■ **YOUR INSTRUCTIONS**
Edit the listing from its first line through the line containing "formal-exam-title: 正式考级 xyxy=(58,613,126,633)", replacing every occurrence of "chevron-right-icon" with "arrow-right-icon" and leaving all else unchanged.

■ **RECORD SET**
-.-.-
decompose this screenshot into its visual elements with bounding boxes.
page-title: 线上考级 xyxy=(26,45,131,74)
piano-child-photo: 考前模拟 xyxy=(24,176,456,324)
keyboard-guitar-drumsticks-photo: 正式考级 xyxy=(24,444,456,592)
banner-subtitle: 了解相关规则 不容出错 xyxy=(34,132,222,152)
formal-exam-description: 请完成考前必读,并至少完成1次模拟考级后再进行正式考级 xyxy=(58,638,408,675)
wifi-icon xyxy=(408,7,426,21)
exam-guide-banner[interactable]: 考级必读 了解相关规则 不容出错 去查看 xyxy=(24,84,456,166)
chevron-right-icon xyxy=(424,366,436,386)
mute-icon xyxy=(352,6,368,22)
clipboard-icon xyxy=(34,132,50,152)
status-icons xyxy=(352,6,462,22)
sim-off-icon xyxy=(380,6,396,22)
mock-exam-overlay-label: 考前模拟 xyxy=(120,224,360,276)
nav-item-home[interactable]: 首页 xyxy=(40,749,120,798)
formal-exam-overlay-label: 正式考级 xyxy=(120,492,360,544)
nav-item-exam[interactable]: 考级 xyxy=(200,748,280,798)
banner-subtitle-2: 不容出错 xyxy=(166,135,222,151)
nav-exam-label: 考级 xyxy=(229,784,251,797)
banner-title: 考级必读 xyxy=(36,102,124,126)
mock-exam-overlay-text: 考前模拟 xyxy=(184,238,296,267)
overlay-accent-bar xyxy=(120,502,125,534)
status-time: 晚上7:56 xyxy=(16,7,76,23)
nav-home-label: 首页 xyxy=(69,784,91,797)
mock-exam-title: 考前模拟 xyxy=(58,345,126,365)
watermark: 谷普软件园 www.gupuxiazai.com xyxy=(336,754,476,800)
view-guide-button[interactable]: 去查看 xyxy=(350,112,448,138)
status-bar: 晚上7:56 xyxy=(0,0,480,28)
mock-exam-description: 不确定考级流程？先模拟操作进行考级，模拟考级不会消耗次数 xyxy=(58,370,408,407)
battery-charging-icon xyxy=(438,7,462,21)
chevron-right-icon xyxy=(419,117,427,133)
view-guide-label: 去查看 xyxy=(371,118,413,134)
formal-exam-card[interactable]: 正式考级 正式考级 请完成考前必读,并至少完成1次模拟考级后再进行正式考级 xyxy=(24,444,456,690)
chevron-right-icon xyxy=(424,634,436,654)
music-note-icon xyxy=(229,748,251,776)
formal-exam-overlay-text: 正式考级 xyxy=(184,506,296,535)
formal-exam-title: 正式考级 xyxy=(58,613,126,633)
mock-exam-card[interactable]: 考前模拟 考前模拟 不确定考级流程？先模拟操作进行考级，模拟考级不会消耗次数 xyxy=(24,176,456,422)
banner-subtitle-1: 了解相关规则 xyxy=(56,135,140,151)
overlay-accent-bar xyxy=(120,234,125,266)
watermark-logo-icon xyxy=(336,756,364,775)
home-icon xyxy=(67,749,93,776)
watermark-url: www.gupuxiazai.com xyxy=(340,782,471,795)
-.-.-
■ **ANSWER TO THIS PROBLEM**
decompose this screenshot into its visual elements with bounding boxes.
page-title: 线上考级 xyxy=(26,45,131,74)
piano-child-photo: 考前模拟 xyxy=(24,176,456,324)
keyboard-guitar-drumsticks-photo: 正式考级 xyxy=(24,444,456,592)
banner-subtitle: 了解相关规则 不容出错 xyxy=(34,132,222,152)
formal-exam-description: 请完成考前必读,并至少完成1次模拟考级后再进行正式考级 xyxy=(58,638,408,675)
wifi-icon xyxy=(408,7,426,21)
exam-guide-banner[interactable]: 考级必读 了解相关规则 不容出错 去查看 xyxy=(24,84,456,166)
arrow-right-icon xyxy=(424,366,436,386)
mute-icon xyxy=(352,6,368,22)
clipboard-icon xyxy=(34,132,50,152)
status-icons xyxy=(352,6,462,22)
sim-off-icon xyxy=(380,6,396,22)
mock-exam-overlay-label: 考前模拟 xyxy=(120,224,360,276)
nav-item-home[interactable]: 首页 xyxy=(40,749,120,798)
formal-exam-overlay-label: 正式考级 xyxy=(120,492,360,544)
nav-item-exam[interactable]: 考级 xyxy=(200,748,280,798)
banner-subtitle-2: 不容出错 xyxy=(166,135,222,151)
nav-exam-label: 考级 xyxy=(229,784,251,797)
banner-title: 考级必读 xyxy=(36,102,124,126)
mock-exam-overlay-text: 考前模拟 xyxy=(184,238,296,267)
overlay-accent-bar xyxy=(120,502,125,534)
status-time: 晚上7:56 xyxy=(16,7,76,23)
nav-home-label: 首页 xyxy=(69,784,91,797)
mock-exam-title: 考前模拟 xyxy=(58,345,126,365)
watermark: 谷普软件园 www.gupuxiazai.com xyxy=(336,754,476,800)
view-guide-button[interactable]: 去查看 xyxy=(350,112,448,138)
status-bar: 晚上7:56 xyxy=(0,0,480,28)
mock-exam-description: 不确定考级流程？先模拟操作进行考级，模拟考级不会消耗次数 xyxy=(58,370,408,407)
battery-charging-icon xyxy=(438,7,462,21)
arrow-right-icon xyxy=(419,117,427,133)
view-guide-label: 去查看 xyxy=(371,118,413,134)
formal-exam-card[interactable]: 正式考级 正式考级 请完成考前必读,并至少完成1次模拟考级后再进行正式考级 xyxy=(24,444,456,690)
arrow-right-icon xyxy=(424,634,436,654)
music-note-icon xyxy=(229,748,251,776)
formal-exam-overlay-text: 正式考级 xyxy=(184,506,296,535)
formal-exam-title: 正式考级 xyxy=(58,613,126,633)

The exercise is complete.